▶ **The request**:
Copy out all the data, word for word.

▶ **Entries**:
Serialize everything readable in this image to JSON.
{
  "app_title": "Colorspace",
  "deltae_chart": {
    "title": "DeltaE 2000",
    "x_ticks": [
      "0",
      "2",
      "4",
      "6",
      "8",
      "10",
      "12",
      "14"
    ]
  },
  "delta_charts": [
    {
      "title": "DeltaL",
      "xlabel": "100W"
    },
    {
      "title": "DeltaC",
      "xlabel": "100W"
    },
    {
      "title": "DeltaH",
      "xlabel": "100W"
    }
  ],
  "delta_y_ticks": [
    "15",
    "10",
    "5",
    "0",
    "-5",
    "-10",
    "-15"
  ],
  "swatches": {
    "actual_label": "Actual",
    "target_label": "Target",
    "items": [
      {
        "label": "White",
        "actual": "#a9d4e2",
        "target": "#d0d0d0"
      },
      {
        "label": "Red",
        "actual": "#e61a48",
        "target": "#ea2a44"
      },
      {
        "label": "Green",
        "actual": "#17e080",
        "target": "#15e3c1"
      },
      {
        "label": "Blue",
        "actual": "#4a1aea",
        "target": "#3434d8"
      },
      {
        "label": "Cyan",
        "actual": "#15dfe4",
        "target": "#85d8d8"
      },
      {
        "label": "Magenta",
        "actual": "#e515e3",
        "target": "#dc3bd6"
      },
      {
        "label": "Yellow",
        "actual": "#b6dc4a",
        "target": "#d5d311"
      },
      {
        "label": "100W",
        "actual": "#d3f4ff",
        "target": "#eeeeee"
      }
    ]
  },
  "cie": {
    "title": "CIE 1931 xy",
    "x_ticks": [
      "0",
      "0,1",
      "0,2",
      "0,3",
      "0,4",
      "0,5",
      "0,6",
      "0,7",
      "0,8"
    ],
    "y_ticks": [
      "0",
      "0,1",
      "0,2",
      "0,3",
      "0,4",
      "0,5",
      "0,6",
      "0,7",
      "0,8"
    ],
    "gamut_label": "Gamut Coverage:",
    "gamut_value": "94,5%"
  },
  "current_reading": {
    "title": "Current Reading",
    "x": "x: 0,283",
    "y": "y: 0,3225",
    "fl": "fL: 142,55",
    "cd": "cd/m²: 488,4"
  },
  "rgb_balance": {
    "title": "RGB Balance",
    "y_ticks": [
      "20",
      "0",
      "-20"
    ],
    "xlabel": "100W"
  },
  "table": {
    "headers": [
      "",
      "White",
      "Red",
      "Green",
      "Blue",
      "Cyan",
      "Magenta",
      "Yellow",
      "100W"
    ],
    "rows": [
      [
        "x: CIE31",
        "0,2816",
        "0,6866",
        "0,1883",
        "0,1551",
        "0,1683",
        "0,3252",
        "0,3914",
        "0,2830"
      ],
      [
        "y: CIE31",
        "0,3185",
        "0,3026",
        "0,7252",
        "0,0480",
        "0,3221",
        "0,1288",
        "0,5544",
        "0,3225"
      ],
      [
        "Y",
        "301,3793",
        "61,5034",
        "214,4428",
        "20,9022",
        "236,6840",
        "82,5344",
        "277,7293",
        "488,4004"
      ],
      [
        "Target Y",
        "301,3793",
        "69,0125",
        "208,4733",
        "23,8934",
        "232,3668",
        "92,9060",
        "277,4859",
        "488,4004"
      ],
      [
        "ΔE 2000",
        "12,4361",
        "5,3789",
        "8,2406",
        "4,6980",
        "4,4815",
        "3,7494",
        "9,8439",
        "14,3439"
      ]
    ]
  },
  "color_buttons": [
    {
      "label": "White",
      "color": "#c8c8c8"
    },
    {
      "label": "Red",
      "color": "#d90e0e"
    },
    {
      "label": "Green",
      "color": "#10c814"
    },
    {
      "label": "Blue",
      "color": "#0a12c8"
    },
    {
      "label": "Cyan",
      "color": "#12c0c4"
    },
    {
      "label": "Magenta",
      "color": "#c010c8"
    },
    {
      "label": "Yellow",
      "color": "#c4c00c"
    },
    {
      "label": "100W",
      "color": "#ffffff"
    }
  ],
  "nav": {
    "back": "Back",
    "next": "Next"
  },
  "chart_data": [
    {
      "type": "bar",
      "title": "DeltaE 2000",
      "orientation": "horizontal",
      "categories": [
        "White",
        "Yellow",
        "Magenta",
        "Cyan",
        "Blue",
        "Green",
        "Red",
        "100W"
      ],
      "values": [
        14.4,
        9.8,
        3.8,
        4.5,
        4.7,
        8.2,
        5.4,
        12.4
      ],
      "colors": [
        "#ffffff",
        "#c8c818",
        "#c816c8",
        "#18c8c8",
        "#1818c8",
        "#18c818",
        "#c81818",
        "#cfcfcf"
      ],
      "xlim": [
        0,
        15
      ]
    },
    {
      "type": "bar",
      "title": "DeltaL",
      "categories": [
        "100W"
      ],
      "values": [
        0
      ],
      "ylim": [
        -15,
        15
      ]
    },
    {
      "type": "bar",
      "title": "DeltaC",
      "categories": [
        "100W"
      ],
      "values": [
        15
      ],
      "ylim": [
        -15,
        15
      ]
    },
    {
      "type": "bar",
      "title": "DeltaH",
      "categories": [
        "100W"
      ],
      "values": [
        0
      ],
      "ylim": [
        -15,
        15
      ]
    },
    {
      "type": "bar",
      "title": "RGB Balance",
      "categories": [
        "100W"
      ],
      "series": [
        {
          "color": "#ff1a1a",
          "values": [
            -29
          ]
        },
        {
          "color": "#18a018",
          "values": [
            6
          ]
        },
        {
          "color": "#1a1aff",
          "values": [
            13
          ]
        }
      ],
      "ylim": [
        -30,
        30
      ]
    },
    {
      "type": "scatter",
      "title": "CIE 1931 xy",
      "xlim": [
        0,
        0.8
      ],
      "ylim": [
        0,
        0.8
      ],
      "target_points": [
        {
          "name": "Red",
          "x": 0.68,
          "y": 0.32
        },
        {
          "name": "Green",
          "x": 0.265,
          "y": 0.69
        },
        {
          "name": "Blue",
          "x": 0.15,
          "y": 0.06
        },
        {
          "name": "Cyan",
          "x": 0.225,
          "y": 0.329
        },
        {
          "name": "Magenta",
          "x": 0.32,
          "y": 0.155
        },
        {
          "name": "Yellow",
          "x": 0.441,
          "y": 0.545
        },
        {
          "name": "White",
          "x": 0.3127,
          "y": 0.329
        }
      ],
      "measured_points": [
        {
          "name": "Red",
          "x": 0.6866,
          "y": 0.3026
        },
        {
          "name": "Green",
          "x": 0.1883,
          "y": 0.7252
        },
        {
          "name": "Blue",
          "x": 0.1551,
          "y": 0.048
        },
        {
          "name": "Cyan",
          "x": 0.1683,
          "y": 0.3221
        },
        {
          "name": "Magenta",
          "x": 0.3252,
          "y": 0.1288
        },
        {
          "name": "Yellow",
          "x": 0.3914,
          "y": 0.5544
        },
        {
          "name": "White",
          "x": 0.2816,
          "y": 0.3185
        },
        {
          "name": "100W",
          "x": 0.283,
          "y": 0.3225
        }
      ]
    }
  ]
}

▶ **Task answer**:
Serialize everything readable in this image to JSON.
{
  "app_title": "Colorspace",
  "deltae_chart": {
    "title": "DeltaE 2000",
    "x_ticks": [
      "0",
      "2",
      "4",
      "6",
      "8",
      "10",
      "12",
      "14"
    ]
  },
  "delta_charts": [
    {
      "title": "DeltaL",
      "xlabel": "100W"
    },
    {
      "title": "DeltaC",
      "xlabel": "100W"
    },
    {
      "title": "DeltaH",
      "xlabel": "100W"
    }
  ],
  "delta_y_ticks": [
    "15",
    "10",
    "5",
    "0",
    "-5",
    "-10",
    "-15"
  ],
  "swatches": {
    "actual_label": "Actual",
    "target_label": "Target",
    "items": [
      {
        "label": "White",
        "actual": "#a9d4e2",
        "target": "#d0d0d0"
      },
      {
        "label": "Red",
        "actual": "#e61a48",
        "target": "#ea2a44"
      },
      {
        "label": "Green",
        "actual": "#17e080",
        "target": "#15e3c1"
      },
      {
        "label": "Blue",
        "actual": "#4a1aea",
        "target": "#3434d8"
      },
      {
        "label": "Cyan",
        "actual": "#15dfe4",
        "target": "#85d8d8"
      },
      {
        "label": "Magenta",
        "actual": "#e515e3",
        "target": "#dc3bd6"
      },
      {
        "label": "Yellow",
        "actual": "#b6dc4a",
        "target": "#d5d311"
      },
      {
        "label": "100W",
        "actual": "#d3f4ff",
        "target": "#eeeeee"
      }
    ]
  },
  "cie": {
    "title": "CIE 1931 xy",
    "x_ticks": [
      "0",
      "0,1",
      "0,2",
      "0,3",
      "0,4",
      "0,5",
      "0,6",
      "0,7",
      "0,8"
    ],
    "y_ticks": [
      "0",
      "0,1",
      "0,2",
      "0,3",
      "0,4",
      "0,5",
      "0,6",
      "0,7",
      "0,8"
    ],
    "gamut_label": "Gamut Coverage:",
    "gamut_value": "94,5%"
  },
  "current_reading": {
    "title": "Current Reading",
    "x": "x: 0,283",
    "y": "y: 0,3225",
    "fl": "fL: 142,55",
    "cd": "cd/m²: 488,4"
  },
  "rgb_balance": {
    "title": "RGB Balance",
    "y_ticks": [
      "20",
      "0",
      "-20"
    ],
    "xlabel": "100W"
  },
  "table": {
    "headers": [
      "",
      "White",
      "Red",
      "Green",
      "Blue",
      "Cyan",
      "Magenta",
      "Yellow",
      "100W"
    ],
    "rows": [
      [
        "x: CIE31",
        "0,2816",
        "0,6866",
        "0,1883",
        "0,1551",
        "0,1683",
        "0,3252",
        "0,3914",
        "0,2830"
      ],
      [
        "y: CIE31",
        "0,3185",
        "0,3026",
        "0,7252",
        "0,0480",
        "0,3221",
        "0,1288",
        "0,5544",
        "0,3225"
      ],
      [
        "Y",
        "301,3793",
        "61,5034",
        "214,4428",
        "20,9022",
        "236,6840",
        "82,5344",
        "277,7293",
        "488,4004"
      ],
      [
        "Target Y",
        "301,3793",
        "69,0125",
        "208,4733",
        "23,8934",
        "232,3668",
        "92,9060",
        "277,4859",
        "488,4004"
      ],
      [
        "ΔE 2000",
        "12,4361",
        "5,3789",
        "8,2406",
        "4,6980",
        "4,4815",
        "3,7494",
        "9,8439",
        "14,3439"
      ]
    ]
  },
  "color_buttons": [
    {
      "label": "White",
      "color": "#c8c8c8"
    },
    {
      "label": "Red",
      "color": "#d90e0e"
    },
    {
      "label": "Green",
      "color": "#10c814"
    },
    {
      "label": "Blue",
      "color": "#0a12c8"
    },
    {
      "label": "Cyan",
      "color": "#12c0c4"
    },
    {
      "label": "Magenta",
      "color": "#c010c8"
    },
    {
      "label": "Yellow",
      "color": "#c4c00c"
    },
    {
      "label": "100W",
      "color": "#ffffff"
    }
  ],
  "nav": {
    "back": "Back",
    "next": "Next"
  },
  "chart_data": [
    {
      "type": "bar",
      "title": "DeltaE 2000",
      "orientation": "horizontal",
      "categories": [
        "White",
        "Yellow",
        "Magenta",
        "Cyan",
        "Blue",
        "Green",
        "Red",
        "100W"
      ],
      "values": [
        14.4,
        9.8,
        3.8,
        4.5,
        4.7,
        8.2,
        5.4,
        12.4
      ],
      "colors": [
        "#ffffff",
        "#c8c818",
        "#c816c8",
        "#18c8c8",
        "#1818c8",
        "#18c818",
        "#c81818",
        "#cfcfcf"
      ],
      "xlim": [
        0,
        15
      ]
    },
    {
      "type": "bar",
      "title": "DeltaL",
      "categories": [
        "100W"
      ],
      "values": [
        0
      ],
      "ylim": [
        -15,
        15
      ]
    },
    {
      "type": "bar",
      "title": "DeltaC",
      "categories": [
        "100W"
      ],
      "values": [
        15
      ],
      "ylim": [
        -15,
        15
      ]
    },
    {
      "type": "bar",
      "title": "DeltaH",
      "categories": [
        "100W"
      ],
      "values": [
        0
      ],
      "ylim": [
        -15,
        15
      ]
    },
    {
      "type": "bar",
      "title": "RGB Balance",
      "categories": [
        "100W"
      ],
      "series": [
        {
          "color": "#ff1a1a",
          "values": [
            -29
          ]
        },
        {
          "color": "#18a018",
          "values": [
            6
          ]
        },
        {
          "color": "#1a1aff",
          "values": [
            13
          ]
        }
      ],
      "ylim": [
        -30,
        30
      ]
    },
    {
      "type": "scatter",
      "title": "CIE 1931 xy",
      "xlim": [
        0,
        0.8
      ],
      "ylim": [
        0,
        0.8
      ],
      "target_points": [
        {
          "name": "Red",
          "x": 0.68,
          "y": 0.32
        },
        {
          "name": "Green",
          "x": 0.265,
          "y": 0.69
        },
        {
          "name": "Blue",
          "x": 0.15,
          "y": 0.06
        },
        {
          "name": "Cyan",
          "x": 0.225,
          "y": 0.329
        },
        {
          "name": "Magenta",
          "x": 0.32,
          "y": 0.155
        },
        {
          "name": "Yellow",
          "x": 0.441,
          "y": 0.545
        },
        {
          "name": "White",
          "x": 0.3127,
          "y": 0.329
        }
      ],
      "measured_points": [
        {
          "name": "Red",
          "x": 0.6866,
          "y": 0.3026
        },
        {
          "name": "Green",
          "x": 0.1883,
          "y": 0.7252
        },
        {
          "name": "Blue",
          "x": 0.1551,
          "y": 0.048
        },
        {
          "name": "Cyan",
          "x": 0.1683,
          "y": 0.3221
        },
        {
          "name": "Magenta",
          "x": 0.3252,
          "y": 0.1288
        },
        {
          "name": "Yellow",
          "x": 0.3914,
          "y": 0.5544
        },
        {
          "name": "White",
          "x": 0.2816,
          "y": 0.3185
        },
        {
          "name": "100W",
          "x": 0.283,
          "y": 0.3225
        }
      ]
    }
  ]
}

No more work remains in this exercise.